» Given instruction: Pull out all lines from the listing below in which the word "Means" appears.

» Dataset entries:

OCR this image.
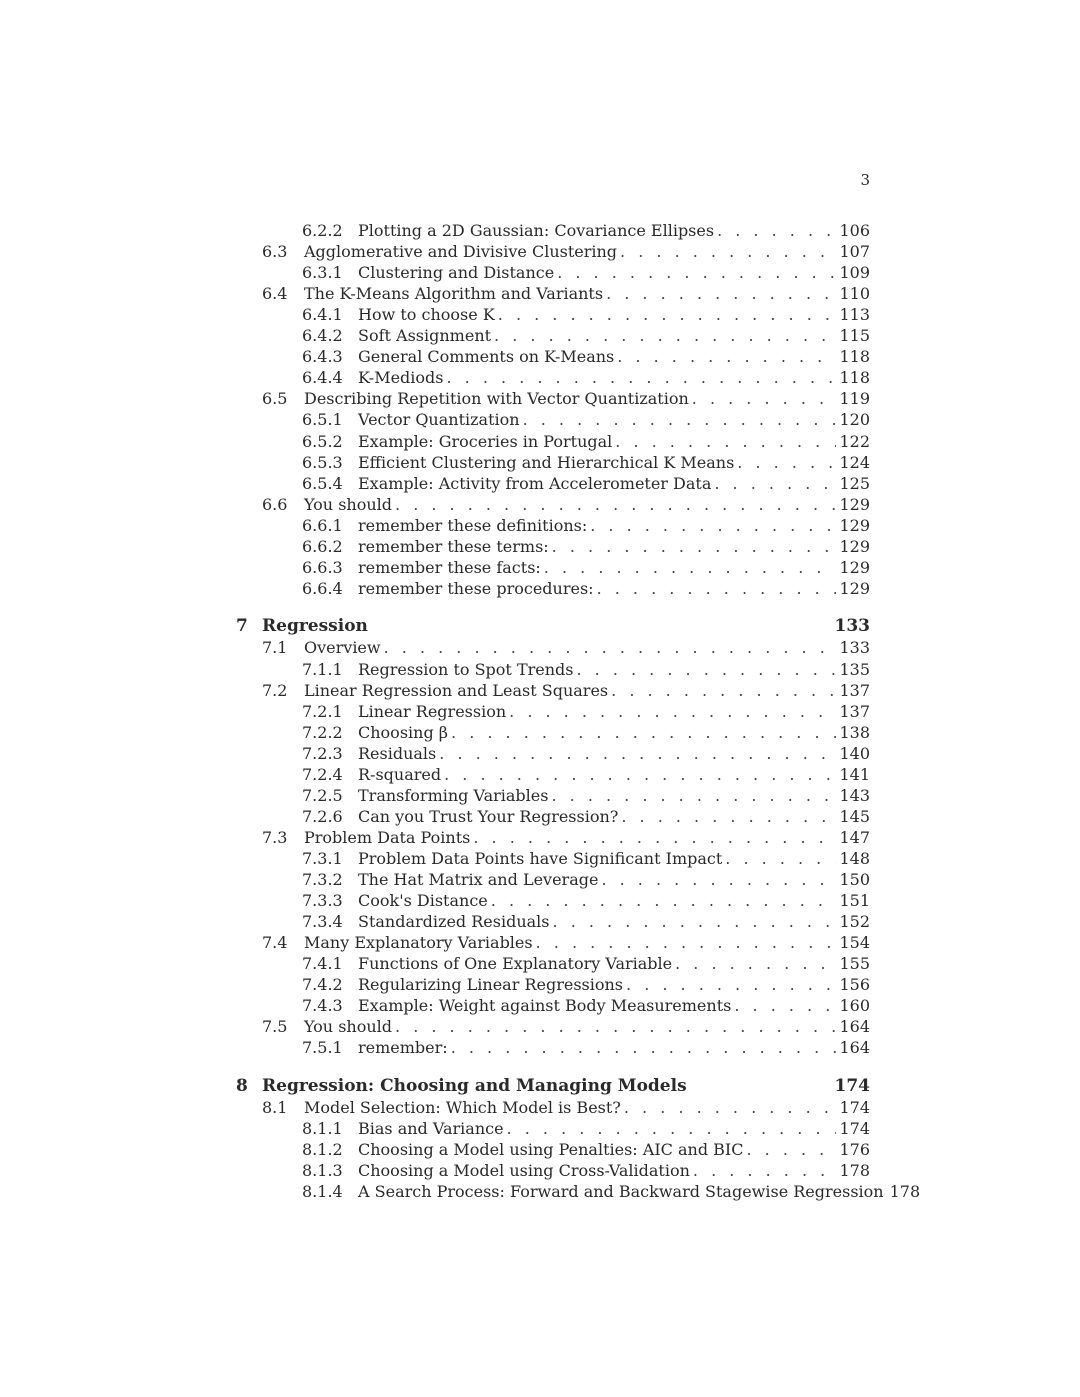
3
6.2.2 Plotting a 2D Gaussian: Covariance Ellipses . . .	106
6.3	Agglomerative and Divisive Clustering . . .	107
6.3.1 Clustering and Distance . . .	109
6.4	The K-Means Algorithm and Variants . . .	110
6.4.1 How to choose K . . .	113
6.4.2 Soft Assignment . . .	115
6.4.3 General Comments on K-Means . . .	118
6.4.4 K-Mediods . . .	118
6.5	Describing Repetition with Vector Quantization . . .	119
6.5.1 Vector Quantization . . .	120
6.5.2 Example: Groceries in Portugal . . .	122
6.5.3 Efficient Clustering and Hierarchical K Means . . .	124
6.5.4 Example: Activity from Accelerometer Data . . .	125
6.6	You should . . .	129
6.6.1 remember these definitions: . . .	129
6.6.2 remember these terms: . . .	129
6.6.3 remember these facts: . . .	129
6.6.4 remember these procedures: . . .	129
7 Regression	133
7.1	Overview . . .	133
7.1.1 Regression to Spot Trends . . .	135
7.2	Linear Regression and Least Squares . . .	137
7.2.1 Linear Regression . . .	137
7.2.2 Choosing β . . .	138
7.2.3 Residuals . . .	140
7.2.4 R-squared . . .	141
7.2.5 Transforming Variables . . .	143
7.2.6 Can you Trust Your Regression? . . .	145
7.3	Problem Data Points . . .	147
7.3.1 Problem Data Points have Significant Impact . . .	148
7.3.2 The Hat Matrix and Leverage . . .	150
7.3.3 Cook's Distance . . .	151
7.3.4 Standardized Residuals . . .	152
7.4	Many Explanatory Variables . . .	154
7.4.1 Functions of One Explanatory Variable . . .	155
7.4.2 Regularizing Linear Regressions . . .	156
7.4.3 Example: Weight against Body Measurements . . .	160
7.5	You should . . .	164
7.5.1 remember: . . .	164
8 Regression: Choosing and Managing Models	174
8.1	Model Selection: Which Model is Best? . . .	174
8.1.1 Bias and Variance . . .	174
8.1.2 Choosing a Model using Penalties: AIC and BIC . . .	176
8.1.3 Choosing a Model using Cross-Validation . . .	178
8.1.4 A Search Process: Forward and Backward Stagewise Regression 178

» Result:
6.4	The K-Means Algorithm and Variants . . .	110
6.4.3 General Comments on K-Means . . .	118
6.5.3 Efficient Clustering and Hierarchical K Means . . .	124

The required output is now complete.